**WHAT IS NEEDED:**
Wherever the word "this" appears in the entries, copy the whole line.

········

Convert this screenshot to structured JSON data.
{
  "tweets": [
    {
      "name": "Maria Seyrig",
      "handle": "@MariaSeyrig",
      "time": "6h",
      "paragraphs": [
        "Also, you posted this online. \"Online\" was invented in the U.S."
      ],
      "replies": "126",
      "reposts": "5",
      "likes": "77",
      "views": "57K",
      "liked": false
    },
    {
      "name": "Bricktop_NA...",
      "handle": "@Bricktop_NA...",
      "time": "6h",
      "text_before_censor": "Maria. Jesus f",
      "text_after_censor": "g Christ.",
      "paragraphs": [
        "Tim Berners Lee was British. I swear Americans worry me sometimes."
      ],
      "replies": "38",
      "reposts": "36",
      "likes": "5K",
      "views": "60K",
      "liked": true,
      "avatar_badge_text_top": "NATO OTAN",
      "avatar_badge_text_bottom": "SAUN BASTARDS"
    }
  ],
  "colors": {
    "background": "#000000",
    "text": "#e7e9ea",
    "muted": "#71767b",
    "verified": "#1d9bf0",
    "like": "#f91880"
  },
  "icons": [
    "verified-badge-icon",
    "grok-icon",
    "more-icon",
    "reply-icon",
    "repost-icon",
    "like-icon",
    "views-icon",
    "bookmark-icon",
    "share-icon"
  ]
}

········

**THE COMPLETED TASK:**
Convert this screenshot to structured JSON data.
        "Also, you posted this online. \"Online\" was invented in the U.S."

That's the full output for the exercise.